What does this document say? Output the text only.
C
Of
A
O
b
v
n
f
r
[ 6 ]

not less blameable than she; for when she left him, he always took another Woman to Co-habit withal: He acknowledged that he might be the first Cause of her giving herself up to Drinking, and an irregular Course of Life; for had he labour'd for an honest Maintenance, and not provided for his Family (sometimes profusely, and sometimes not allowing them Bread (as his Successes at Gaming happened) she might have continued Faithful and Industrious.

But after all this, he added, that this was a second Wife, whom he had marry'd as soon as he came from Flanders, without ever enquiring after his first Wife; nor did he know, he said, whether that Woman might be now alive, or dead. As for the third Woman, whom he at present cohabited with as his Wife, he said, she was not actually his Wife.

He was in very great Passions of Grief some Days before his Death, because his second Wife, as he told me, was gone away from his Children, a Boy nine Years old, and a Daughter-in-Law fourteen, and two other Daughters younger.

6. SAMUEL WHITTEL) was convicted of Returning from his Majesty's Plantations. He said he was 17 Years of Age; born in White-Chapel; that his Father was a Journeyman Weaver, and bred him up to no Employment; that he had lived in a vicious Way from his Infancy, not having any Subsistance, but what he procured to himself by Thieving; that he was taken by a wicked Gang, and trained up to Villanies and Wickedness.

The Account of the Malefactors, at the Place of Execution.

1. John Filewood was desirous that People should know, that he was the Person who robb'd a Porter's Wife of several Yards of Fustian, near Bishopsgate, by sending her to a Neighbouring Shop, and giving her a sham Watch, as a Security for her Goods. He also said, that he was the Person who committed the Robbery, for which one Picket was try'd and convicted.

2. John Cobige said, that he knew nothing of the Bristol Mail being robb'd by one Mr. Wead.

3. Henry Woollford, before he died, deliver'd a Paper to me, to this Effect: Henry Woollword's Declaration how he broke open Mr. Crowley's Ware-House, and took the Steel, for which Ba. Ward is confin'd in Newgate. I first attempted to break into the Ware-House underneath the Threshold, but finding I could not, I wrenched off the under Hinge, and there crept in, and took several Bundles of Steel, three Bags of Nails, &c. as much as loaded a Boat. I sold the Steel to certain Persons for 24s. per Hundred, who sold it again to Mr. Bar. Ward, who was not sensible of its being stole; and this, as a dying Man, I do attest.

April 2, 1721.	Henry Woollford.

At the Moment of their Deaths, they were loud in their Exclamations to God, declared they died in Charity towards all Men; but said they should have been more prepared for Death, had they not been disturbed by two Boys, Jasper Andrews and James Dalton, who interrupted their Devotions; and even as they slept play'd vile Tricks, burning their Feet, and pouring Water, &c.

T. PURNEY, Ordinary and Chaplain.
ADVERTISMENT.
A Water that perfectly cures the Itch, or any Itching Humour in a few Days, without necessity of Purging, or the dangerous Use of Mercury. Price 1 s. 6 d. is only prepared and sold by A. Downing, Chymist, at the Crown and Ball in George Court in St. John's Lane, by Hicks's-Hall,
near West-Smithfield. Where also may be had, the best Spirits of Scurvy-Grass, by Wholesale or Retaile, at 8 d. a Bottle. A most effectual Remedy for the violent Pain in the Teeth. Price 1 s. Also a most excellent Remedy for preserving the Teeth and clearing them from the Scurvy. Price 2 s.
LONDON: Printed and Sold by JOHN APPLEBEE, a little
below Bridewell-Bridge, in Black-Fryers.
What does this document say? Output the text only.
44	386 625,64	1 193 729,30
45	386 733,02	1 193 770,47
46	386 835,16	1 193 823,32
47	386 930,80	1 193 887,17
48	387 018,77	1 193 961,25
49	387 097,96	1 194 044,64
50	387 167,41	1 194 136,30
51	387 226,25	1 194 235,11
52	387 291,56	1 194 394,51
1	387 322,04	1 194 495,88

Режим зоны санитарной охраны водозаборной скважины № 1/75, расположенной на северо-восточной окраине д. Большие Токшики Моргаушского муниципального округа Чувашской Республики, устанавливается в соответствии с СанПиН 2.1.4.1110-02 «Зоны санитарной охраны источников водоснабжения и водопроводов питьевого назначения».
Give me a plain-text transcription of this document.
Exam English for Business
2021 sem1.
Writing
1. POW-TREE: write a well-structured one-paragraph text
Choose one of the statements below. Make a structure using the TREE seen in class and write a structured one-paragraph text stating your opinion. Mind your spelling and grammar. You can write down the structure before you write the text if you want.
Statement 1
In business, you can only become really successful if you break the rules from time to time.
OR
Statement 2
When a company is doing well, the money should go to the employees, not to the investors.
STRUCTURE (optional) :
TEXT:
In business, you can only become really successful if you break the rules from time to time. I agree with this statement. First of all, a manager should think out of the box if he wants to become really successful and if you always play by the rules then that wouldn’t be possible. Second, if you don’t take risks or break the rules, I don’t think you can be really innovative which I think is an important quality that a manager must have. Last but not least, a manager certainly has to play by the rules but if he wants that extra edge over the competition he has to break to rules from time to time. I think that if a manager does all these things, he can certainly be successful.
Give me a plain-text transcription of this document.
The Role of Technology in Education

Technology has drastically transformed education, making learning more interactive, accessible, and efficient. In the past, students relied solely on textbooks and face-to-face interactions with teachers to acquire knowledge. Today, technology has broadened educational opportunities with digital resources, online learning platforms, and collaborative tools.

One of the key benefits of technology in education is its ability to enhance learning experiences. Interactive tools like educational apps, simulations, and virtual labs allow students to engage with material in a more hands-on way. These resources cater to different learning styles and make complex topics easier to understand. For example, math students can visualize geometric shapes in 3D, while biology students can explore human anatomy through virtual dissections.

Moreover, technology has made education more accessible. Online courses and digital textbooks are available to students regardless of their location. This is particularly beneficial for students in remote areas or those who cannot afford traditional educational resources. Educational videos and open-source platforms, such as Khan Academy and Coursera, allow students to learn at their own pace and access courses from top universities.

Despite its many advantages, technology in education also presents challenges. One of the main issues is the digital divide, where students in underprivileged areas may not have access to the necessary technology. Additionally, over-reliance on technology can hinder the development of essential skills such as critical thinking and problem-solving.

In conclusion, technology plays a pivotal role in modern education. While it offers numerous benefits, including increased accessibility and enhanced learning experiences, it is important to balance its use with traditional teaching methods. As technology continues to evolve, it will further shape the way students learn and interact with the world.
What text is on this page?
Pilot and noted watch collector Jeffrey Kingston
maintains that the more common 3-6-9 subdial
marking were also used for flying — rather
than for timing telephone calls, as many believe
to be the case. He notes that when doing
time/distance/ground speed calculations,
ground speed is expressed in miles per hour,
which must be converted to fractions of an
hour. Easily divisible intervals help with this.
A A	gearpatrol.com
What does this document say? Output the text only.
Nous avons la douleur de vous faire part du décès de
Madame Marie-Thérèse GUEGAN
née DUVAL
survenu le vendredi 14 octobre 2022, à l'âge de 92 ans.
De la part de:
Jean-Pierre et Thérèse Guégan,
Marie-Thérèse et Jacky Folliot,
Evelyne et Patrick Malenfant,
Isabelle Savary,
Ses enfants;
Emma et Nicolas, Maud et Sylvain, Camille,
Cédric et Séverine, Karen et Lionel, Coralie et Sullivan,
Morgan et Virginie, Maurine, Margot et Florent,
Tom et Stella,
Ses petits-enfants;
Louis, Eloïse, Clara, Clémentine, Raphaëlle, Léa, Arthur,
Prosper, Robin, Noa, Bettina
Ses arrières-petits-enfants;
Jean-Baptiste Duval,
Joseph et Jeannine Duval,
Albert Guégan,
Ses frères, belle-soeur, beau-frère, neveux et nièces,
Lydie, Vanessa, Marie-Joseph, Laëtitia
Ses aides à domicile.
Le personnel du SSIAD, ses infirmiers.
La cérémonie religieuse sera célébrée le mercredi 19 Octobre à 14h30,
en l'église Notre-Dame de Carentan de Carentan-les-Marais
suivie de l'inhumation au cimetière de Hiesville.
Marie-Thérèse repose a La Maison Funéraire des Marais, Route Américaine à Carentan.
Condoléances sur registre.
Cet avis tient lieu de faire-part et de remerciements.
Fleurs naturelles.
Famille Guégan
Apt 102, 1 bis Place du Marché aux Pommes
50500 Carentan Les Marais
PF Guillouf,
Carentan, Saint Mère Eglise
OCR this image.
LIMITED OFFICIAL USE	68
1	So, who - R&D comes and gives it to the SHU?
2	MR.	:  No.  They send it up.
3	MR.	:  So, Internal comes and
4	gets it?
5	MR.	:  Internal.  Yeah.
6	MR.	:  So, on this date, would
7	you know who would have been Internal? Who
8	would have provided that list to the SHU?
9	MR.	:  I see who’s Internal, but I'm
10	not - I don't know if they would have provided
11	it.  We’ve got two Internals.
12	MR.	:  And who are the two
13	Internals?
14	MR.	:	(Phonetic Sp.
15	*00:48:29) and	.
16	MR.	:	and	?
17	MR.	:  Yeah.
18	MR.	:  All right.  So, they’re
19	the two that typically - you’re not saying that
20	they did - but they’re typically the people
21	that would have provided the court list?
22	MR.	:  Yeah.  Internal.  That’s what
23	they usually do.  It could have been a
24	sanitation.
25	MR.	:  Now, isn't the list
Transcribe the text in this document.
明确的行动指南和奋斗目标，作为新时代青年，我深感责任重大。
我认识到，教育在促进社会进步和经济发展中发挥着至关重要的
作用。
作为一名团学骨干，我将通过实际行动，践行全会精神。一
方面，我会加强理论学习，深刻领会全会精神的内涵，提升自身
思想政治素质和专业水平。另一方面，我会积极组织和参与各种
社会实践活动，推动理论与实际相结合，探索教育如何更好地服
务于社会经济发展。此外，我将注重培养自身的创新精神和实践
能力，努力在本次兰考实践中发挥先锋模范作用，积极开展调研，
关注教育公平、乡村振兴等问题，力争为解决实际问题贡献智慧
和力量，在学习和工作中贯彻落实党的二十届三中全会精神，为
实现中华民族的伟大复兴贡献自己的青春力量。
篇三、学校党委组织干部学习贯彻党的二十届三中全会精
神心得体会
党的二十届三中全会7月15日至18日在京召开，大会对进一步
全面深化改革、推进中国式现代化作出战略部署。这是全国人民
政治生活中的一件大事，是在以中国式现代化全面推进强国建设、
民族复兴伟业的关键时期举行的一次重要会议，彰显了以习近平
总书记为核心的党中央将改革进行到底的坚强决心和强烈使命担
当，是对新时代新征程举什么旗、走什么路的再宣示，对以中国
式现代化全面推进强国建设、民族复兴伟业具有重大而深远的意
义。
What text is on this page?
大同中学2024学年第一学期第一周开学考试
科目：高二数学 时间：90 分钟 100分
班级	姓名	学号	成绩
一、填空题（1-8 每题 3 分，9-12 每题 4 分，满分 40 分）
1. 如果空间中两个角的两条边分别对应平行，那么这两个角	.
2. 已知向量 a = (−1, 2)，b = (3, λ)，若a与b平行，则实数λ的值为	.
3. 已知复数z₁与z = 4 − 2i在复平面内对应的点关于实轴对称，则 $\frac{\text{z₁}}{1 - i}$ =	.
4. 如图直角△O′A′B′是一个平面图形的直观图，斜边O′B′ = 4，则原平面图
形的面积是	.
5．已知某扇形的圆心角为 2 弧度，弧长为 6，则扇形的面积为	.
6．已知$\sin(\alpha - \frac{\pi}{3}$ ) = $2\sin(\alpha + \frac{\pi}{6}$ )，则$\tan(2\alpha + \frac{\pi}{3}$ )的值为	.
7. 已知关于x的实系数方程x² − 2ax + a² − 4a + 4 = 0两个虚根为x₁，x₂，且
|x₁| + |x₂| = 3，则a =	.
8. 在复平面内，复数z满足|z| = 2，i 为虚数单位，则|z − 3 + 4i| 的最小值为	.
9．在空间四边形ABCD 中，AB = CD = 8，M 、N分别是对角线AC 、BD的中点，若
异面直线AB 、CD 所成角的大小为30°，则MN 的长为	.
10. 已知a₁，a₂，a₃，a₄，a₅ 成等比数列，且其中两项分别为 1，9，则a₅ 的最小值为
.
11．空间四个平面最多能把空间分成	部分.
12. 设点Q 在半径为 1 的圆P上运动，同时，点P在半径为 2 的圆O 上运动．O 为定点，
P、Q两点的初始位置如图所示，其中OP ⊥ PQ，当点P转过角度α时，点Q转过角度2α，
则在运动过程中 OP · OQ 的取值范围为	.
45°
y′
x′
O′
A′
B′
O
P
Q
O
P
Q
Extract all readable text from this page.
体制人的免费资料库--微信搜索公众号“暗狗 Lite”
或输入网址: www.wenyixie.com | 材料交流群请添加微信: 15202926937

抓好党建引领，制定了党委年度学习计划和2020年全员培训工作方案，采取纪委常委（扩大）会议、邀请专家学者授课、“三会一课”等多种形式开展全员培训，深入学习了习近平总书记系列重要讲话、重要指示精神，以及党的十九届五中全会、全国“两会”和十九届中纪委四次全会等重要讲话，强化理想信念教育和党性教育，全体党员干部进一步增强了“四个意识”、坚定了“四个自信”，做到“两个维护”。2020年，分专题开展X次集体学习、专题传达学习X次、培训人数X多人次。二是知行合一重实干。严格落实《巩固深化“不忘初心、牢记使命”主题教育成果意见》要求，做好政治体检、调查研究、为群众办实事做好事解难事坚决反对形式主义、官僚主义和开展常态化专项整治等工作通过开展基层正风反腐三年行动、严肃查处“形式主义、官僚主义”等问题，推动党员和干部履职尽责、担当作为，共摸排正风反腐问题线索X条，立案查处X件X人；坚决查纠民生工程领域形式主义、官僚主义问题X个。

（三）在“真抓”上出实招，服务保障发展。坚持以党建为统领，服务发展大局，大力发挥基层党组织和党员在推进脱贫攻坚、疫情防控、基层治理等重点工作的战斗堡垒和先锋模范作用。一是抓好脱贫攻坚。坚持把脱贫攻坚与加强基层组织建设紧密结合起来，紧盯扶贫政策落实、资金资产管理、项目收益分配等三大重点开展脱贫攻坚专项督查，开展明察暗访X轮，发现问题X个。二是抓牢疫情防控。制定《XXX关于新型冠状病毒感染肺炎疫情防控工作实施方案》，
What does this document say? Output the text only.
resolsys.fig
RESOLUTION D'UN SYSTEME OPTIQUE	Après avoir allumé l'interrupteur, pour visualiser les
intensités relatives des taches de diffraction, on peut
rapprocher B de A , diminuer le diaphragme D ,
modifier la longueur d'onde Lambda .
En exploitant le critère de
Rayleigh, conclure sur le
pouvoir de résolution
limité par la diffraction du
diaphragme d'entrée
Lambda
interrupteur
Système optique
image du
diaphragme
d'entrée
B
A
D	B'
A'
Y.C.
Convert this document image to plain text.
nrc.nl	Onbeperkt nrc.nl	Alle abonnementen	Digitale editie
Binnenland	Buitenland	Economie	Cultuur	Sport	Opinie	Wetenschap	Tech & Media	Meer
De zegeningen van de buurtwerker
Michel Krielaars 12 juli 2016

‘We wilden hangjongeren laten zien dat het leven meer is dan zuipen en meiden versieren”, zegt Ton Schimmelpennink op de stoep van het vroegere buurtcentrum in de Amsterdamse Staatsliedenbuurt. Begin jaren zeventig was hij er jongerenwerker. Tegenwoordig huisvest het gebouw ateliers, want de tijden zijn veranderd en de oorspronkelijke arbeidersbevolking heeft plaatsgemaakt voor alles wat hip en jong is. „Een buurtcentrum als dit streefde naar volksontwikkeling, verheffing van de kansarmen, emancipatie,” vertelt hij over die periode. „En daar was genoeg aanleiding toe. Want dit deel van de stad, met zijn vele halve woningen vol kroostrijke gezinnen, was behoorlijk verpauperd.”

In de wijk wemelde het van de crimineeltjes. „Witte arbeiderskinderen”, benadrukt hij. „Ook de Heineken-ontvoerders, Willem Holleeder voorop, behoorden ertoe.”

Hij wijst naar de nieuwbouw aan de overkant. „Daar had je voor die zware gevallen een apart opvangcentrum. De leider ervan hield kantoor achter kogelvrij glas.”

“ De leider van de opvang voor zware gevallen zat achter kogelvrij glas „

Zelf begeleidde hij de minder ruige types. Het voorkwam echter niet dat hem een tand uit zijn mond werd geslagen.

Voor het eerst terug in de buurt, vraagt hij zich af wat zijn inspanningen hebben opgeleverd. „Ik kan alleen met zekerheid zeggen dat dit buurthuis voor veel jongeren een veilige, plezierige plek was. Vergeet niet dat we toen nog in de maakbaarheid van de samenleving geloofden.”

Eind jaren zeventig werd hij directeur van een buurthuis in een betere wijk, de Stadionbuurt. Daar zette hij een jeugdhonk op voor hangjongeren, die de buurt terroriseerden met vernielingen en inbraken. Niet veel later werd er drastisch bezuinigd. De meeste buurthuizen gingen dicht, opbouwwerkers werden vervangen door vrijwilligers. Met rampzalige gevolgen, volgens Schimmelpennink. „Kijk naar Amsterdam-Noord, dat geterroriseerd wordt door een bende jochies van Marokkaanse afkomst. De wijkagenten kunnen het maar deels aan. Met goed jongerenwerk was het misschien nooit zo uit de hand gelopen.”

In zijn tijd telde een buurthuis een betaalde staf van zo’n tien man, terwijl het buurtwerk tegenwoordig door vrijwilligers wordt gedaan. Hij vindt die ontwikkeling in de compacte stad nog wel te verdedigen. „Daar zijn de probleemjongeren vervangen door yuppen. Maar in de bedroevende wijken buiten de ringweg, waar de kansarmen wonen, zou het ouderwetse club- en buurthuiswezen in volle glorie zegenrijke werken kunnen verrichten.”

** Stated problem **
Search the data for the string "Marie" and copy each line where it appears.

** Problem solution **
Madame Marie-Thérèse GUEGAN
Marie-Thérèse et Jacky Folliot,
Lydie, Vanessa, Marie-Joseph, Laëtitia
Marie-Thérèse repose a La Maison Funéraire des Marais, Route Américaine à Carentan.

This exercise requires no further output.